Don't copy the pictures; return every other part of the records exactly.

----

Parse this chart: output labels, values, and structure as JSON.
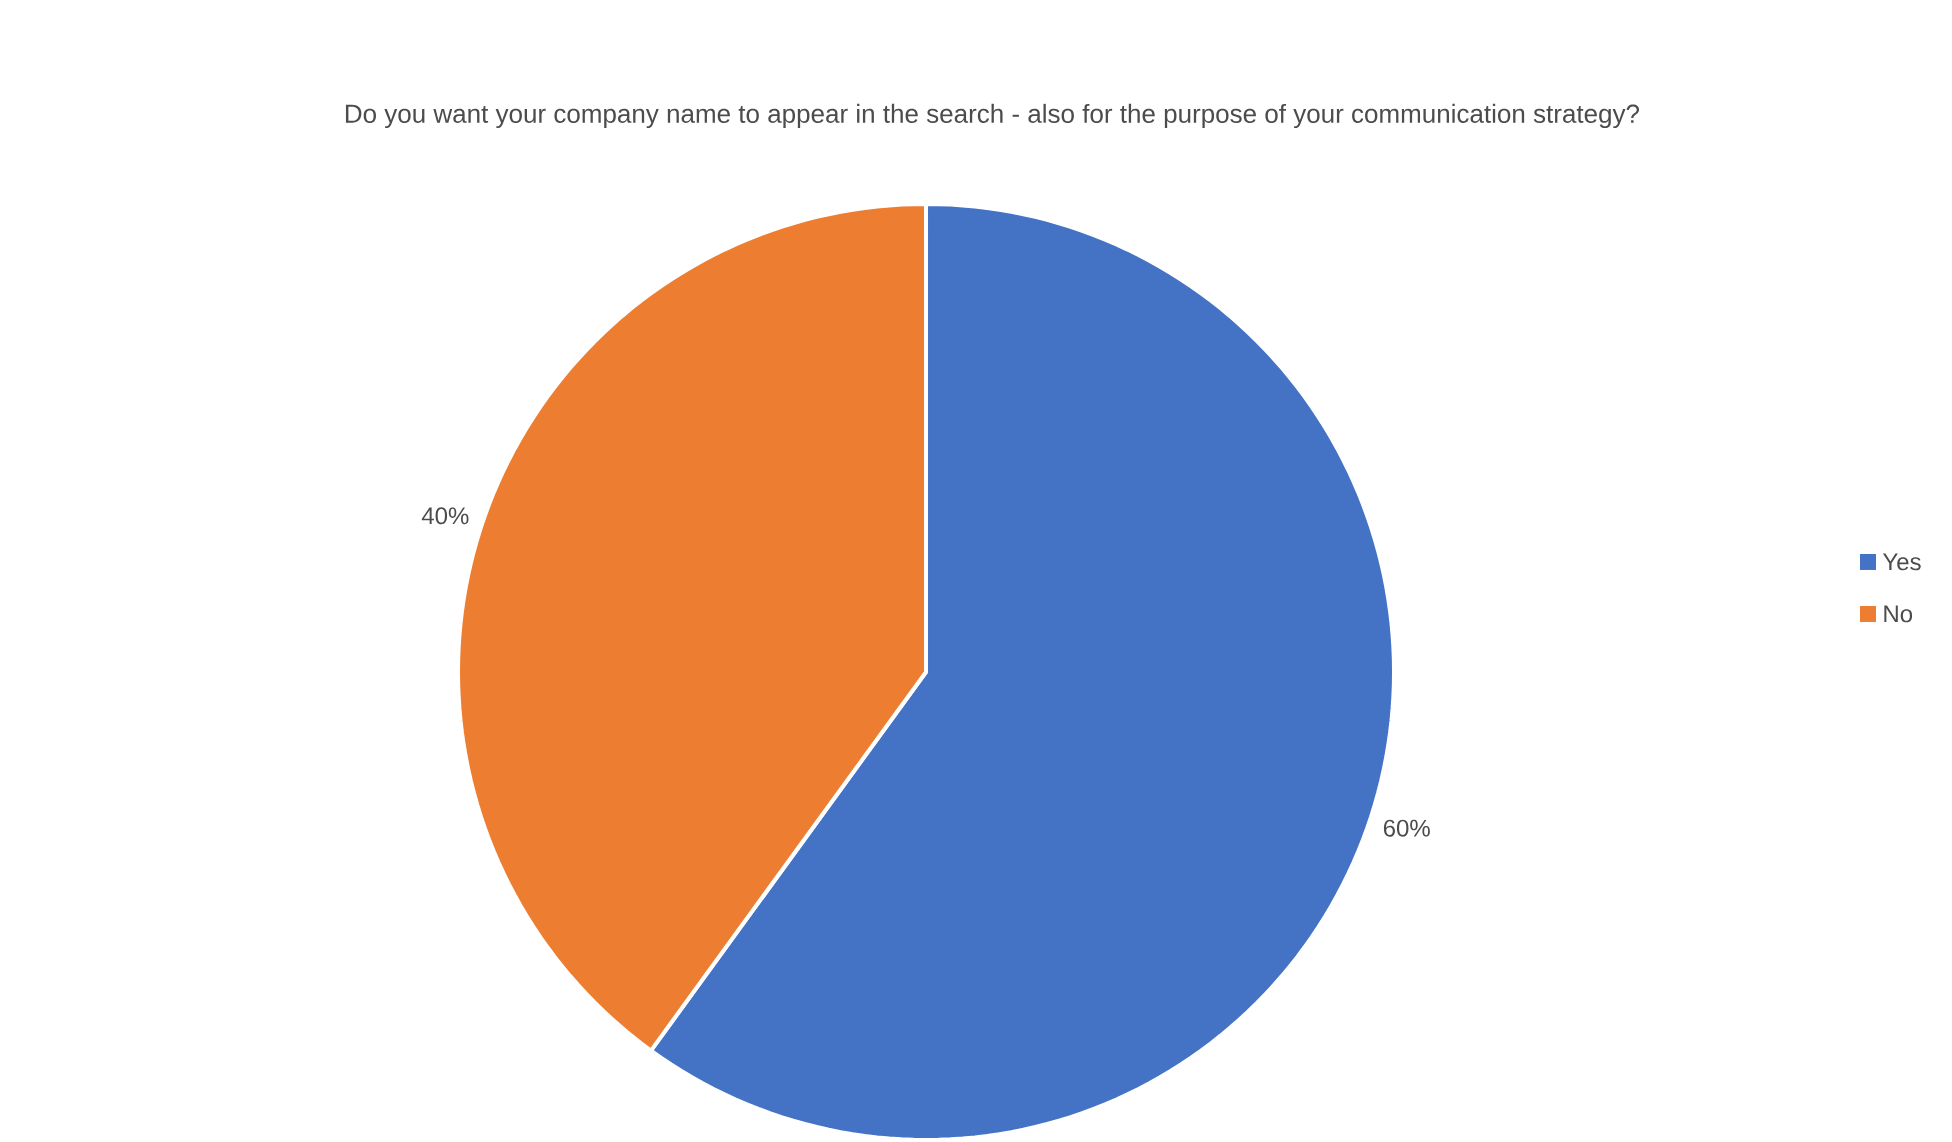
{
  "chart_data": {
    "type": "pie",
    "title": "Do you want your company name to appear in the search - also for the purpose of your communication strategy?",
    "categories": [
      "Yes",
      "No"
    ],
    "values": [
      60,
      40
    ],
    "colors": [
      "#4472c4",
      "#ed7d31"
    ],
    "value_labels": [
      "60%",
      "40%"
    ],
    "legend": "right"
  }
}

----

Solution>
Parse this chart: output labels, values, and structure as JSON.
{
  "chart_data": {
    "type": "pie",
    "title": "Do you want your company name to appear in the search - also for the purpose of your communication strategy?",
    "categories": [
      "Yes",
      "No"
    ],
    "values": [
      60,
      40
    ],
    "colors": [
      "#4472c4",
      "#ed7d31"
    ],
    "value_labels": [
      "60%",
      "40%"
    ],
    "legend": "right"
  }
}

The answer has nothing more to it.